§ **Instructions to follow**
Below are some entries. Output each one exactly as it appears.

# Material provided start

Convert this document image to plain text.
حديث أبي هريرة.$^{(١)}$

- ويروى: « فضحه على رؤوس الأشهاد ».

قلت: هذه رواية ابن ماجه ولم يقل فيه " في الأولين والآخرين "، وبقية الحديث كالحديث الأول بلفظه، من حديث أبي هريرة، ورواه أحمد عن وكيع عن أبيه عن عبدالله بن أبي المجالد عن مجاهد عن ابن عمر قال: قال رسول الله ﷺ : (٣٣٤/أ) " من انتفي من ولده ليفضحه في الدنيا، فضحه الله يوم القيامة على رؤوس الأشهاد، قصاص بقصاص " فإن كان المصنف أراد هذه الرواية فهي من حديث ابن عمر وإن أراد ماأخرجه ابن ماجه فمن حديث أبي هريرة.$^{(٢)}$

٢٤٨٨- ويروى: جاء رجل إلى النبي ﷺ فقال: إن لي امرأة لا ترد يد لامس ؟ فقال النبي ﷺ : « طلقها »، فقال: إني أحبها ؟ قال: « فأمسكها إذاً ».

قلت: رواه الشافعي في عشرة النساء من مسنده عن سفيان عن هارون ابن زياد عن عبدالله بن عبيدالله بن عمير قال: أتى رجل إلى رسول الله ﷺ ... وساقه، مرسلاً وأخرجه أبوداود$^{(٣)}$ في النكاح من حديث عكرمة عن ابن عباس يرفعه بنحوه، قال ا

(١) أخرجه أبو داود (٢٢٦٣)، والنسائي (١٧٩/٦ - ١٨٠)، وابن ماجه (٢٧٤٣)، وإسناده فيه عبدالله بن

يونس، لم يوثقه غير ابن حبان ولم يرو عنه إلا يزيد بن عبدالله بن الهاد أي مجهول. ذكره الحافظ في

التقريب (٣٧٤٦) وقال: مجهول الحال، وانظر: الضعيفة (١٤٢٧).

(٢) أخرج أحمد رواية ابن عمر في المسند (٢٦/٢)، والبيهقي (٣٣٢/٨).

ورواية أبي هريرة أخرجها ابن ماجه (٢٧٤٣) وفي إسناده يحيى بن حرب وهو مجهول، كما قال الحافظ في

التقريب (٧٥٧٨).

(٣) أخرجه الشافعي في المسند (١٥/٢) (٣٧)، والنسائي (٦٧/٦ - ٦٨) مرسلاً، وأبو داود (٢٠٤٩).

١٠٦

# Material provided end

§ **Complete answer**
Convert this document image to plain text.
حديث أبي هريرة.$^{(١)}$

- ويروى: « فضحه على رؤوس الأشهاد ».

قلت: هذه رواية ابن ماجه ولم يقل فيه " في الأولين والآخرين "، وبقية الحديث كالحديث الأول بلفظه، من حديث أبي هريرة، ورواه أحمد عن وكيع عن أبيه عن عبدالله بن أبي المجالد عن مجاهد عن ابن عمر قال: قال رسول الله ﷺ : (٣٣٤/أ) " من انتفي من ولده ليفضحه في الدنيا، فضحه الله يوم القيامة على رؤوس الأشهاد، قصاص بقصاص " فإن كان المصنف أراد هذه الرواية فهي من حديث ابن عمر وإن أراد ماأخرجه ابن ماجه فمن حديث أبي هريرة.$^{(٢)}$

٢٤٨٨- ويروى: جاء رجل إلى النبي ﷺ فقال: إن لي امرأة لا ترد يد لامس ؟ فقال النبي ﷺ : « طلقها »، فقال: إني أحبها ؟ قال: « فأمسكها إذاً ».

قلت: رواه الشافعي في عشرة النساء من مسنده عن سفيان عن هارون ابن زياد عن عبدالله بن عبيدالله بن عمير قال: أتى رجل إلى رسول الله ﷺ ... وساقه، مرسلاً وأخرجه أبوداود$^{(٣)}$ في النكاح من حديث عكرمة عن ابن عباس يرفعه بنحوه، قال ا

(١) أخرجه أبو داود (٢٢٦٣)، والنسائي (١٧٩/٦ - ١٨٠)، وابن ماجه (٢٧٤٣)، وإسناده فيه عبدالله بن

يونس، لم يوثقه غير ابن حبان ولم يرو عنه إلا يزيد بن عبدالله بن الهاد أي مجهول. ذكره الحافظ في

التقريب (٣٧٤٦) وقال: مجهول الحال، وانظر: الضعيفة (١٤٢٧).

(٢) أخرج أحمد رواية ابن عمر في المسند (٢٦/٢)، والبيهقي (٣٣٢/٨).

ورواية أبي هريرة أخرجها ابن ماجه (٢٧٤٣) وفي إسناده يحيى بن حرب وهو مجهول، كما قال الحافظ في

التقريب (٧٥٧٨).

(٣) أخرجه الشافعي في المسند (١٥/٢) (٣٧)، والنسائي (٦٧/٦ - ٦٨) مرسلاً، وأبو داود (٢٠٤٩).

١٠٦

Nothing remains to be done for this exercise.